• Brief: Set out every line of the listing below as a numbered list, leaving out any blank lines.

• Task data:
>> begin
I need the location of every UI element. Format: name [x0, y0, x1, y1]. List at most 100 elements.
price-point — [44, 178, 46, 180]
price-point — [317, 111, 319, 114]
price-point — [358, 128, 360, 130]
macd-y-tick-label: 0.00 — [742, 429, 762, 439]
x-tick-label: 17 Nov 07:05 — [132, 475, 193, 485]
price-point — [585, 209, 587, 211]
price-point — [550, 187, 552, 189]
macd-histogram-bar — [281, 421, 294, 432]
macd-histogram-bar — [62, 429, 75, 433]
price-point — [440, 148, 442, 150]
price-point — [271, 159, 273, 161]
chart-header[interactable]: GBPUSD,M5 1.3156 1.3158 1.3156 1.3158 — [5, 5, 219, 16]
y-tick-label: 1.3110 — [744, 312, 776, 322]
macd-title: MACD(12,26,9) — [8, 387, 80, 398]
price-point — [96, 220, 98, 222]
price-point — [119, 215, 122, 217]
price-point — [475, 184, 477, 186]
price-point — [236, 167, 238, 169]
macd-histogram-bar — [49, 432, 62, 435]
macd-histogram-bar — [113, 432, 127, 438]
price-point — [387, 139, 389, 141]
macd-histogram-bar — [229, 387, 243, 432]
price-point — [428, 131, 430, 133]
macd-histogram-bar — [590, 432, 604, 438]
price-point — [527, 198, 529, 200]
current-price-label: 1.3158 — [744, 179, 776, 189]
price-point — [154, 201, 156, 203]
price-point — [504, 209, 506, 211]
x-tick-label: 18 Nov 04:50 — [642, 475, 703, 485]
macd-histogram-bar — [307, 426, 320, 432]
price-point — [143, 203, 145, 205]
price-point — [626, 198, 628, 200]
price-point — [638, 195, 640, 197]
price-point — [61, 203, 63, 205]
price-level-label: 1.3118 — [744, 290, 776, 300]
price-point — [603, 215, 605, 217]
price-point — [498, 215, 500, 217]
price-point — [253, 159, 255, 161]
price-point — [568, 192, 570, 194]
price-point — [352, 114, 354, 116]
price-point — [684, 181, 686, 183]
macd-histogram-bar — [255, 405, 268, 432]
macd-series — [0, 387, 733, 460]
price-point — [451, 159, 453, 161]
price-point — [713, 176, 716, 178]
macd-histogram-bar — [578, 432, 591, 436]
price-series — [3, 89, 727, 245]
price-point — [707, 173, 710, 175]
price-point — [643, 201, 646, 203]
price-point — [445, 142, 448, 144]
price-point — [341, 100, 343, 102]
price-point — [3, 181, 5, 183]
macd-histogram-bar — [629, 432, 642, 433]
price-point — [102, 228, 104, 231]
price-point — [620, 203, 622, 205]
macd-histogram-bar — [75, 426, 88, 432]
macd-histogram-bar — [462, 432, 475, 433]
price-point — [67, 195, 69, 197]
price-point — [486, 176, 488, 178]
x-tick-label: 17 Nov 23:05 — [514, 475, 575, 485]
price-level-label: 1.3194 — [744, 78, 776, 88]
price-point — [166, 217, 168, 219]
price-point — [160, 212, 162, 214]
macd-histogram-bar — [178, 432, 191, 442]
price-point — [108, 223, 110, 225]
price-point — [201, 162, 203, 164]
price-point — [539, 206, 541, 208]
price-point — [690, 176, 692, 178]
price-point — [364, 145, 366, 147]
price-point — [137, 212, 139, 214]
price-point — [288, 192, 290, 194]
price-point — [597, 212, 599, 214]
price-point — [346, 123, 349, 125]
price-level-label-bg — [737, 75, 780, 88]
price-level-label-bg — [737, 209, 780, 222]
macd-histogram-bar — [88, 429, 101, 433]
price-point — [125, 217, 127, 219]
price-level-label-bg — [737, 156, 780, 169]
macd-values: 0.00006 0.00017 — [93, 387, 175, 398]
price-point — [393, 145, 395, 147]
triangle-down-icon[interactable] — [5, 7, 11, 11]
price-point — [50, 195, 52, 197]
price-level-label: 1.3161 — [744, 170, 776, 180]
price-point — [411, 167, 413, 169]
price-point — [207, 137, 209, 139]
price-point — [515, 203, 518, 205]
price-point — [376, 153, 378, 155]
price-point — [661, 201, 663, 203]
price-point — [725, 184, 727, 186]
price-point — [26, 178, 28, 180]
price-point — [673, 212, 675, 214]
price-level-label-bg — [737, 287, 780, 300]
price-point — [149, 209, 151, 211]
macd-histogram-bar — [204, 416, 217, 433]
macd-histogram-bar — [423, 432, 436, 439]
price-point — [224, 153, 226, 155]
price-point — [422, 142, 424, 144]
>> end
• The answer:
1. I need the location of every UI element. Format: name [x0, y0, x1, y1]. List at most 100 elements.
2. price-point — [44, 178, 46, 180]
3. price-point — [317, 111, 319, 114]
4. price-point — [358, 128, 360, 130]
5. macd-y-tick-label: 0.00 — [742, 429, 762, 439]
6. x-tick-label: 17 Nov 07:05 — [132, 475, 193, 485]
7. price-point — [585, 209, 587, 211]
8. price-point — [550, 187, 552, 189]
9. macd-histogram-bar — [281, 421, 294, 432]
10. macd-histogram-bar — [62, 429, 75, 433]
11. price-point — [440, 148, 442, 150]
12. price-point — [271, 159, 273, 161]
13. chart-header[interactable]: GBPUSD,M5 1.3156 1.3158 1.3156 1.3158 — [5, 5, 219, 16]
14. y-tick-label: 1.3110 — [744, 312, 776, 322]
15. macd-title: MACD(12,26,9) — [8, 387, 80, 398]
16. price-point — [96, 220, 98, 222]
17. price-point — [119, 215, 122, 217]
18. price-point — [475, 184, 477, 186]
19. price-point — [236, 167, 238, 169]
20. macd-histogram-bar — [49, 432, 62, 435]
21. macd-histogram-bar — [113, 432, 127, 438]
22. price-point — [387, 139, 389, 141]
23. macd-histogram-bar — [229, 387, 243, 432]
24. price-point — [428, 131, 430, 133]
25. macd-histogram-bar — [590, 432, 604, 438]
26. price-point — [527, 198, 529, 200]
27. current-price-label: 1.3158 — [744, 179, 776, 189]
28. price-point — [154, 201, 156, 203]
29. price-point — [504, 209, 506, 211]
30. x-tick-label: 18 Nov 04:50 — [642, 475, 703, 485]
31. macd-histogram-bar — [307, 426, 320, 432]
32. price-point — [143, 203, 145, 205]
33. price-point — [626, 198, 628, 200]
34. price-point — [638, 195, 640, 197]
35. price-point — [61, 203, 63, 205]
36. price-level-label: 1.3118 — [744, 290, 776, 300]
37. price-point — [603, 215, 605, 217]
38. price-point — [498, 215, 500, 217]
39. price-point — [253, 159, 255, 161]
40. price-point — [568, 192, 570, 194]
41. price-point — [352, 114, 354, 116]
42. price-point — [684, 181, 686, 183]
43. macd-histogram-bar — [255, 405, 268, 432]
44. macd-series — [0, 387, 733, 460]
45. price-point — [451, 159, 453, 161]
46. price-point — [713, 176, 716, 178]
47. macd-histogram-bar — [578, 432, 591, 436]
48. price-series — [3, 89, 727, 245]
49. price-point — [707, 173, 710, 175]
50. price-point — [643, 201, 646, 203]
51. price-point — [445, 142, 448, 144]
52. price-point — [341, 100, 343, 102]
53. price-point — [3, 181, 5, 183]
54. macd-histogram-bar — [629, 432, 642, 433]
55. price-point — [102, 228, 104, 231]
56. price-point — [620, 203, 622, 205]
57. macd-histogram-bar — [75, 426, 88, 432]
58. macd-histogram-bar — [462, 432, 475, 433]
59. price-point — [67, 195, 69, 197]
60. price-point — [486, 176, 488, 178]
61. x-tick-label: 17 Nov 23:05 — [514, 475, 575, 485]
62. price-level-label: 1.3194 — [744, 78, 776, 88]
63. price-point — [166, 217, 168, 219]
64. price-point — [160, 212, 162, 214]
65. macd-histogram-bar — [178, 432, 191, 442]
66. price-point — [108, 223, 110, 225]
67. price-point — [201, 162, 203, 164]
68. price-point — [539, 206, 541, 208]
69. price-point — [690, 176, 692, 178]
70. price-point — [364, 145, 366, 147]
71. price-point — [137, 212, 139, 214]
72. price-point — [288, 192, 290, 194]
73. price-point — [597, 212, 599, 214]
74. price-point — [346, 123, 349, 125]
75. price-level-label-bg — [737, 75, 780, 88]
76. price-level-label-bg — [737, 209, 780, 222]
77. macd-histogram-bar — [88, 429, 101, 433]
78. price-point — [125, 217, 127, 219]
79. price-level-label-bg — [737, 156, 780, 169]
80. macd-values: 0.00006 0.00017 — [93, 387, 175, 398]
81. price-point — [393, 145, 395, 147]
82. triangle-down-icon[interactable] — [5, 7, 11, 11]
83. price-point — [50, 195, 52, 197]
84. price-level-label: 1.3161 — [744, 170, 776, 180]
85. price-point — [411, 167, 413, 169]
86. price-point — [207, 137, 209, 139]
87. price-point — [515, 203, 518, 205]
88. price-point — [376, 153, 378, 155]
89. price-point — [661, 201, 663, 203]
90. price-point — [725, 184, 727, 186]
91. price-point — [26, 178, 28, 180]
92. price-point — [673, 212, 675, 214]
93. price-level-label-bg — [737, 287, 780, 300]
94. price-point — [149, 209, 151, 211]
95. macd-histogram-bar — [204, 416, 217, 433]
96. macd-histogram-bar — [423, 432, 436, 439]
97. price-point — [224, 153, 226, 155]
98. price-point — [422, 142, 424, 144]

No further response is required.